= Problem to solve =
Make an exact copy of all the data.

= Records provided =
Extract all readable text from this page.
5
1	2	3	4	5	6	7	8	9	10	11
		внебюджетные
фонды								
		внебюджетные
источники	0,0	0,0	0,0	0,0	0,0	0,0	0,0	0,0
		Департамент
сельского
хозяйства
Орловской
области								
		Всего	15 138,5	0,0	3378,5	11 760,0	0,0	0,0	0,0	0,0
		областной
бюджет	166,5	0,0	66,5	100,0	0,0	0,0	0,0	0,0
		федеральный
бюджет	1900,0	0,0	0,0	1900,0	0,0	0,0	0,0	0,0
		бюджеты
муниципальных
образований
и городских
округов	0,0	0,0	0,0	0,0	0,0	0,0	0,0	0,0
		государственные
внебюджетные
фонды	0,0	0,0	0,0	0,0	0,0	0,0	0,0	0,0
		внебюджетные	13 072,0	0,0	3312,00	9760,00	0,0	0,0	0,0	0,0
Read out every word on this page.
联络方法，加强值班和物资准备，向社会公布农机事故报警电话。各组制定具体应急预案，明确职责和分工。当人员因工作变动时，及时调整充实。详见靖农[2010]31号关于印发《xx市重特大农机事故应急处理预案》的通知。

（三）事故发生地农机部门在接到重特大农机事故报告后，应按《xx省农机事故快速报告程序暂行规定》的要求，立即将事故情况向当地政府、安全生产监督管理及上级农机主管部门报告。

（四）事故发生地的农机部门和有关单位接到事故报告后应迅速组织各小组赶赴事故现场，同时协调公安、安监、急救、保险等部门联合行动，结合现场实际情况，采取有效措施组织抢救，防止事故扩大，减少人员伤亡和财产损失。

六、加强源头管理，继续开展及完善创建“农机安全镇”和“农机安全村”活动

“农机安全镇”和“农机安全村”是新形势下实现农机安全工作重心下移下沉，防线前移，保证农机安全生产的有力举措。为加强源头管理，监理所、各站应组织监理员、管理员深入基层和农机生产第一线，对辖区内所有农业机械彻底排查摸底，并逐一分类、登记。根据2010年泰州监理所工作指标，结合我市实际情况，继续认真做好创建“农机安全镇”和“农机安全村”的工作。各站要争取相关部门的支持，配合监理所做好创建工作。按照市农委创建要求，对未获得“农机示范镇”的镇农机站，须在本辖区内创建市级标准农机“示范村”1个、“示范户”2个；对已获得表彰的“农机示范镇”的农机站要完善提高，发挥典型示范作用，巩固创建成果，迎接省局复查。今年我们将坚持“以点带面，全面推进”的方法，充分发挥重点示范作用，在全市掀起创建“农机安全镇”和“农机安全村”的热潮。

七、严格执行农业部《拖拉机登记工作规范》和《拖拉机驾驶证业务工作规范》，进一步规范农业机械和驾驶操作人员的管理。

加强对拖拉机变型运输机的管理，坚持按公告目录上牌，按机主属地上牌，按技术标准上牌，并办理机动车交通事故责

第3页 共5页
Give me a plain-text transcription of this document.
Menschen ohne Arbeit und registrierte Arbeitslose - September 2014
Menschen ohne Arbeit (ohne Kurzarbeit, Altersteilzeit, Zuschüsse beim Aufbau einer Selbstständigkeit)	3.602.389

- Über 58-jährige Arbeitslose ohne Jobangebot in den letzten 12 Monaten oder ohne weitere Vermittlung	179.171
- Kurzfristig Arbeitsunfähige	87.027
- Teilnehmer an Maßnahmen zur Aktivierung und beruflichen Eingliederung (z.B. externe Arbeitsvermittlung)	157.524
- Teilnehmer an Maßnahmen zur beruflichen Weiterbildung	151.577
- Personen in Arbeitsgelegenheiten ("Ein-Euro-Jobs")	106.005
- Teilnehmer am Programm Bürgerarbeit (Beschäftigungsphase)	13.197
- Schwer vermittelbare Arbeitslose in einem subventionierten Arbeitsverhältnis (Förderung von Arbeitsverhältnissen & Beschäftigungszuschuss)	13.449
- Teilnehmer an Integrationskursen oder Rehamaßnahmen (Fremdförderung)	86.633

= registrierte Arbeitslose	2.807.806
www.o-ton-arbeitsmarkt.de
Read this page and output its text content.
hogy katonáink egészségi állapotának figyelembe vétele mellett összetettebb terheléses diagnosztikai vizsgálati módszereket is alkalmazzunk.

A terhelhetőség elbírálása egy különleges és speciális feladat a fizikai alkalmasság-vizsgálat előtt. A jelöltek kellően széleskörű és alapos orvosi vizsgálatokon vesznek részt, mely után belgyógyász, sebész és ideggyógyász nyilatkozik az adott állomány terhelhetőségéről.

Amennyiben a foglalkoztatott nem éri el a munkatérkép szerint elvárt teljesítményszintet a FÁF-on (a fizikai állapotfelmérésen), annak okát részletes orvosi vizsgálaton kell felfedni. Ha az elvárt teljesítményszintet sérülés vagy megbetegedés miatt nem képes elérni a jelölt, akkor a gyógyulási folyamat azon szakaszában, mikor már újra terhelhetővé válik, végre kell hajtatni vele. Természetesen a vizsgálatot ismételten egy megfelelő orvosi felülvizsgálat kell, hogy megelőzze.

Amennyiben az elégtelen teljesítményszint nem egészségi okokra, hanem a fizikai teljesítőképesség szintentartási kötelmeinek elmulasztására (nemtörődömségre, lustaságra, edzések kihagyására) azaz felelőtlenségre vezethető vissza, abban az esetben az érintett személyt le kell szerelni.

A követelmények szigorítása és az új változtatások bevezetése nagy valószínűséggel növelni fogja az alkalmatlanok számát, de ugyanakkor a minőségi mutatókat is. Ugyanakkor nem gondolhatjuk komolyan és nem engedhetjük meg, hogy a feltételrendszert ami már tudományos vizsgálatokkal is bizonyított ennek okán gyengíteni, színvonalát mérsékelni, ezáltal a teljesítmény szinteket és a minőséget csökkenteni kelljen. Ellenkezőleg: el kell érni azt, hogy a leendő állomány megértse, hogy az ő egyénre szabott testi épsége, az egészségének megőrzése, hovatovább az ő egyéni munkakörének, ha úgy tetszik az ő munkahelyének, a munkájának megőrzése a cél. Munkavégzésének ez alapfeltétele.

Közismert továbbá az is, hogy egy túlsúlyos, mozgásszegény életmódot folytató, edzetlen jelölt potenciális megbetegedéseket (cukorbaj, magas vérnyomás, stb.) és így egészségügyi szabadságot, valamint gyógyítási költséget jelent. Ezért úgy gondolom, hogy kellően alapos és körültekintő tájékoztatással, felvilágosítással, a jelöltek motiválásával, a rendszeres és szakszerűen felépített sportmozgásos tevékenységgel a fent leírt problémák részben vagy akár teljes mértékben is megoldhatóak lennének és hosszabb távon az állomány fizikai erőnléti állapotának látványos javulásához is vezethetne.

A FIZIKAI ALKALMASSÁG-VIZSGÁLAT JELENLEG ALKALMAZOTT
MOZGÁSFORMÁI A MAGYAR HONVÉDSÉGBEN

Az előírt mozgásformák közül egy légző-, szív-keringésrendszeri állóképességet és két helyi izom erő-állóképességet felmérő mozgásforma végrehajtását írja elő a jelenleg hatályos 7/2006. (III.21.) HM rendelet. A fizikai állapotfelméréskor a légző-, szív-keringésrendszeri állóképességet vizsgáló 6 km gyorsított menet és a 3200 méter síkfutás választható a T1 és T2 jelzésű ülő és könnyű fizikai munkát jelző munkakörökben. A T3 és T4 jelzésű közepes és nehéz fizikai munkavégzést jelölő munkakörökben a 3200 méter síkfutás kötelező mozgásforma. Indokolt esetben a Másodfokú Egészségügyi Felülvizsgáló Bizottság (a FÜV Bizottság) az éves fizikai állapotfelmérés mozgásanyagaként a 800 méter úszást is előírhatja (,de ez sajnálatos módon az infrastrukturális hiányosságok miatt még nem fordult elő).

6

= Complete answer =
Extract all readable text from this page.
5
1	2	3	4	5	6	7	8	9	10	11
		внебюджетные
фонды								
		внебюджетные
источники	0,0	0,0	0,0	0,0	0,0	0,0	0,0	0,0
		Департамент
сельского
хозяйства
Орловской
области								
		Всего	15 138,5	0,0	3378,5	11 760,0	0,0	0,0	0,0	0,0
		областной
бюджет	166,5	0,0	66,5	100,0	0,0	0,0	0,0	0,0
		федеральный
бюджет	1900,0	0,0	0,0	1900,0	0,0	0,0	0,0	0,0
		бюджеты
муниципальных
образований
и городских
округов	0,0	0,0	0,0	0,0	0,0	0,0	0,0	0,0
		государственные
внебюджетные
фонды	0,0	0,0	0,0	0,0	0,0	0,0	0,0	0,0
		внебюджетные	13 072,0	0,0	3312,00	9760,00	0,0	0,0	0,0	0,0
Read out every word on this page.
联络方法，加强值班和物资准备，向社会公布农机事故报警电话。各组制定具体应急预案，明确职责和分工。当人员因工作变动时，及时调整充实。详见靖农[2010]31号关于印发《xx市重特大农机事故应急处理预案》的通知。

（三）事故发生地农机部门在接到重特大农机事故报告后，应按《xx省农机事故快速报告程序暂行规定》的要求，立即将事故情况向当地政府、安全生产监督管理及上级农机主管部门报告。

（四）事故发生地的农机部门和有关单位接到事故报告后应迅速组织各小组赶赴事故现场，同时协调公安、安监、急救、保险等部门联合行动，结合现场实际情况，采取有效措施组织抢救，防止事故扩大，减少人员伤亡和财产损失。

六、加强源头管理，继续开展及完善创建“农机安全镇”和“农机安全村”活动

“农机安全镇”和“农机安全村”是新形势下实现农机安全工作重心下移下沉，防线前移，保证农机安全生产的有力举措。为加强源头管理，监理所、各站应组织监理员、管理员深入基层和农机生产第一线，对辖区内所有农业机械彻底排查摸底，并逐一分类、登记。根据2010年泰州监理所工作指标，结合我市实际情况，继续认真做好创建“农机安全镇”和“农机安全村”的工作。各站要争取相关部门的支持，配合监理所做好创建工作。按照市农委创建要求，对未获得“农机示范镇”的镇农机站，须在本辖区内创建市级标准农机“示范村”1个、“示范户”2个；对已获得表彰的“农机示范镇”的农机站要完善提高，发挥典型示范作用，巩固创建成果，迎接省局复查。今年我们将坚持“以点带面，全面推进”的方法，充分发挥重点示范作用，在全市掀起创建“农机安全镇”和“农机安全村”的热潮。

七、严格执行农业部《拖拉机登记工作规范》和《拖拉机驾驶证业务工作规范》，进一步规范农业机械和驾驶操作人员的管理。

加强对拖拉机变型运输机的管理，坚持按公告目录上牌，按机主属地上牌，按技术标准上牌，并办理机动车交通事故责

第3页 共5页
Give me a plain-text transcription of this document.
Menschen ohne Arbeit und registrierte Arbeitslose - September 2014
Menschen ohne Arbeit (ohne Kurzarbeit, Altersteilzeit, Zuschüsse beim Aufbau einer Selbstständigkeit)	3.602.389

- Über 58-jährige Arbeitslose ohne Jobangebot in den letzten 12 Monaten oder ohne weitere Vermittlung	179.171
- Kurzfristig Arbeitsunfähige	87.027
- Teilnehmer an Maßnahmen zur Aktivierung und beruflichen Eingliederung (z.B. externe Arbeitsvermittlung)	157.524
- Teilnehmer an Maßnahmen zur beruflichen Weiterbildung	151.577
- Personen in Arbeitsgelegenheiten ("Ein-Euro-Jobs")	106.005
- Teilnehmer am Programm Bürgerarbeit (Beschäftigungsphase)	13.197
- Schwer vermittelbare Arbeitslose in einem subventionierten Arbeitsverhältnis (Förderung von Arbeitsverhältnissen & Beschäftigungszuschuss)	13.449
- Teilnehmer an Integrationskursen oder Rehamaßnahmen (Fremdförderung)	86.633

= registrierte Arbeitslose	2.807.806
www.o-ton-arbeitsmarkt.de
Read this page and output its text content.
hogy katonáink egészségi állapotának figyelembe vétele mellett összetettebb terheléses diagnosztikai vizsgálati módszereket is alkalmazzunk.

A terhelhetőség elbírálása egy különleges és speciális feladat a fizikai alkalmasság-vizsgálat előtt. A jelöltek kellően széleskörű és alapos orvosi vizsgálatokon vesznek részt, mely után belgyógyász, sebész és ideggyógyász nyilatkozik az adott állomány terhelhetőségéről.

Amennyiben a foglalkoztatott nem éri el a munkatérkép szerint elvárt teljesítményszintet a FÁF-on (a fizikai állapotfelmérésen), annak okát részletes orvosi vizsgálaton kell felfedni. Ha az elvárt teljesítményszintet sérülés vagy megbetegedés miatt nem képes elérni a jelölt, akkor a gyógyulási folyamat azon szakaszában, mikor már újra terhelhetővé válik, végre kell hajtatni vele. Természetesen a vizsgálatot ismételten egy megfelelő orvosi felülvizsgálat kell, hogy megelőzze.

Amennyiben az elégtelen teljesítményszint nem egészségi okokra, hanem a fizikai teljesítőképesség szintentartási kötelmeinek elmulasztására (nemtörődömségre, lustaságra, edzések kihagyására) azaz felelőtlenségre vezethető vissza, abban az esetben az érintett személyt le kell szerelni.

A követelmények szigorítása és az új változtatások bevezetése nagy valószínűséggel növelni fogja az alkalmatlanok számát, de ugyanakkor a minőségi mutatókat is. Ugyanakkor nem gondolhatjuk komolyan és nem engedhetjük meg, hogy a feltételrendszert ami már tudományos vizsgálatokkal is bizonyított ennek okán gyengíteni, színvonalát mérsékelni, ezáltal a teljesítmény szinteket és a minőséget csökkenteni kelljen. Ellenkezőleg: el kell érni azt, hogy a leendő állomány megértse, hogy az ő egyénre szabott testi épsége, az egészségének megőrzése, hovatovább az ő egyéni munkakörének, ha úgy tetszik az ő munkahelyének, a munkájának megőrzése a cél. Munkavégzésének ez alapfeltétele.

Közismert továbbá az is, hogy egy túlsúlyos, mozgásszegény életmódot folytató, edzetlen jelölt potenciális megbetegedéseket (cukorbaj, magas vérnyomás, stb.) és így egészségügyi szabadságot, valamint gyógyítási költséget jelent. Ezért úgy gondolom, hogy kellően alapos és körültekintő tájékoztatással, felvilágosítással, a jelöltek motiválásával, a rendszeres és szakszerűen felépített sportmozgásos tevékenységgel a fent leírt problémák részben vagy akár teljes mértékben is megoldhatóak lennének és hosszabb távon az állomány fizikai erőnléti állapotának látványos javulásához is vezethetne.

A FIZIKAI ALKALMASSÁG-VIZSGÁLAT JELENLEG ALKALMAZOTT
MOZGÁSFORMÁI A MAGYAR HONVÉDSÉGBEN

Az előírt mozgásformák közül egy légző-, szív-keringésrendszeri állóképességet és két helyi izom erő-állóképességet felmérő mozgásforma végrehajtását írja elő a jelenleg hatályos 7/2006. (III.21.) HM rendelet. A fizikai állapotfelméréskor a légző-, szív-keringésrendszeri állóképességet vizsgáló 6 km gyorsított menet és a 3200 méter síkfutás választható a T1 és T2 jelzésű ülő és könnyű fizikai munkát jelző munkakörökben. A T3 és T4 jelzésű közepes és nehéz fizikai munkavégzést jelölő munkakörökben a 3200 méter síkfutás kötelező mozgásforma. Indokolt esetben a Másodfokú Egészségügyi Felülvizsgáló Bizottság (a FÜV Bizottság) az éves fizikai állapotfelmérés mozgásanyagaként a 800 méter úszást is előírhatja (,de ez sajnálatos módon az infrastrukturális hiányosságok miatt még nem fordult elő).

6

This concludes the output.